#### Data lines
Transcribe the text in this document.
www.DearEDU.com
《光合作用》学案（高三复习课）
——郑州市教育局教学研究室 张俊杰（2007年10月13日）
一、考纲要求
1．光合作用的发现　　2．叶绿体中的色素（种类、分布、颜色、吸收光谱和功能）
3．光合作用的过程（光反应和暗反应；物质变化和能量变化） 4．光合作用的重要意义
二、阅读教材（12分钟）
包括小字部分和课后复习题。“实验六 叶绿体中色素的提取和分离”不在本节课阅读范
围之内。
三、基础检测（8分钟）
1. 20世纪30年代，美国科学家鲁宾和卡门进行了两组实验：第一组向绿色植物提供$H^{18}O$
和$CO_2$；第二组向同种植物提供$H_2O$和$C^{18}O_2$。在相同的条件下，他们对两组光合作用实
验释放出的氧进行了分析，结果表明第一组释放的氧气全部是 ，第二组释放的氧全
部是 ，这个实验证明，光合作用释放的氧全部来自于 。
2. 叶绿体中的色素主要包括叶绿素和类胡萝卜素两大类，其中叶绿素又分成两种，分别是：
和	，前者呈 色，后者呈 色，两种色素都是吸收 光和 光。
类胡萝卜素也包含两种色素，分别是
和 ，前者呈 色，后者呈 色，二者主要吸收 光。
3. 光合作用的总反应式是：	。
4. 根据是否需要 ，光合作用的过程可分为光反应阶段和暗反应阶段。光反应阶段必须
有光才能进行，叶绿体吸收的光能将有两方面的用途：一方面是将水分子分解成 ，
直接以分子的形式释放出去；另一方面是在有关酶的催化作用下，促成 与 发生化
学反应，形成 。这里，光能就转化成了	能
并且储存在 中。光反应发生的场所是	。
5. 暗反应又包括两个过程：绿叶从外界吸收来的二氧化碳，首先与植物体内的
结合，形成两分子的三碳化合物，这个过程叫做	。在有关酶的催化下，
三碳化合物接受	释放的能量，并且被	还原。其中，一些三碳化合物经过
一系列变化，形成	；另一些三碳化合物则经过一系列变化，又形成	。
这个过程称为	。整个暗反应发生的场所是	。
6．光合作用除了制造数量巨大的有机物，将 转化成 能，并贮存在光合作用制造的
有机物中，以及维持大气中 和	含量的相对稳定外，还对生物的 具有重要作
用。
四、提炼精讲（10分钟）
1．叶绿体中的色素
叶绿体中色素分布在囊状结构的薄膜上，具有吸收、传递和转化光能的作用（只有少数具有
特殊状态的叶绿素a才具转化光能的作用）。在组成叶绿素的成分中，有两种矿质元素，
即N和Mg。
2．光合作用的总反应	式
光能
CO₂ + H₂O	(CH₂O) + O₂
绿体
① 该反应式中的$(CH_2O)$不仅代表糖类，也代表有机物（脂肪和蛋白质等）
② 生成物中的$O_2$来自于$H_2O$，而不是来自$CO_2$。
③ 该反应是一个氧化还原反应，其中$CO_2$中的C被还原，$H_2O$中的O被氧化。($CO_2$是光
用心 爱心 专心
########
Output the records above in their entirety, exactly.

Transcribe the text in this document.
www.DearEDU.com
《光合作用》学案（高三复习课）
——郑州市教育局教学研究室 张俊杰（2007年10月13日）
一、考纲要求
1．光合作用的发现　　2．叶绿体中的色素（种类、分布、颜色、吸收光谱和功能）
3．光合作用的过程（光反应和暗反应；物质变化和能量变化） 4．光合作用的重要意义
二、阅读教材（12分钟）
包括小字部分和课后复习题。“实验六 叶绿体中色素的提取和分离”不在本节课阅读范
围之内。
三、基础检测（8分钟）
1. 20世纪30年代，美国科学家鲁宾和卡门进行了两组实验：第一组向绿色植物提供$H^{18}O$
和$CO_2$；第二组向同种植物提供$H_2O$和$C^{18}O_2$。在相同的条件下，他们对两组光合作用实
验释放出的氧进行了分析，结果表明第一组释放的氧气全部是 ，第二组释放的氧全
部是 ，这个实验证明，光合作用释放的氧全部来自于 。
2. 叶绿体中的色素主要包括叶绿素和类胡萝卜素两大类，其中叶绿素又分成两种，分别是：
和	，前者呈 色，后者呈 色，两种色素都是吸收 光和 光。
类胡萝卜素也包含两种色素，分别是
和 ，前者呈 色，后者呈 色，二者主要吸收 光。
3. 光合作用的总反应式是：	。
4. 根据是否需要 ，光合作用的过程可分为光反应阶段和暗反应阶段。光反应阶段必须
有光才能进行，叶绿体吸收的光能将有两方面的用途：一方面是将水分子分解成 ，
直接以分子的形式释放出去；另一方面是在有关酶的催化作用下，促成 与 发生化
学反应，形成 。这里，光能就转化成了	能
并且储存在 中。光反应发生的场所是	。
5. 暗反应又包括两个过程：绿叶从外界吸收来的二氧化碳，首先与植物体内的
结合，形成两分子的三碳化合物，这个过程叫做	。在有关酶的催化下，
三碳化合物接受	释放的能量，并且被	还原。其中，一些三碳化合物经过
一系列变化，形成	；另一些三碳化合物则经过一系列变化，又形成	。
这个过程称为	。整个暗反应发生的场所是	。
6．光合作用除了制造数量巨大的有机物，将 转化成 能，并贮存在光合作用制造的
有机物中，以及维持大气中 和	含量的相对稳定外，还对生物的 具有重要作
用。
四、提炼精讲（10分钟）
1．叶绿体中的色素
叶绿体中色素分布在囊状结构的薄膜上，具有吸收、传递和转化光能的作用（只有少数具有
特殊状态的叶绿素a才具转化光能的作用）。在组成叶绿素的成分中，有两种矿质元素，
即N和Mg。
2．光合作用的总反应	式
光能
CO₂ + H₂O	(CH₂O) + O₂
绿体
① 该反应式中的$(CH_2O)$不仅代表糖类，也代表有机物（脂肪和蛋白质等）
② 生成物中的$O_2$来自于$H_2O$，而不是来自$CO_2$。
③ 该反应是一个氧化还原反应，其中$CO_2$中的C被还原，$H_2O$中的O被氧化。($CO_2$是光
用心 爱心 专心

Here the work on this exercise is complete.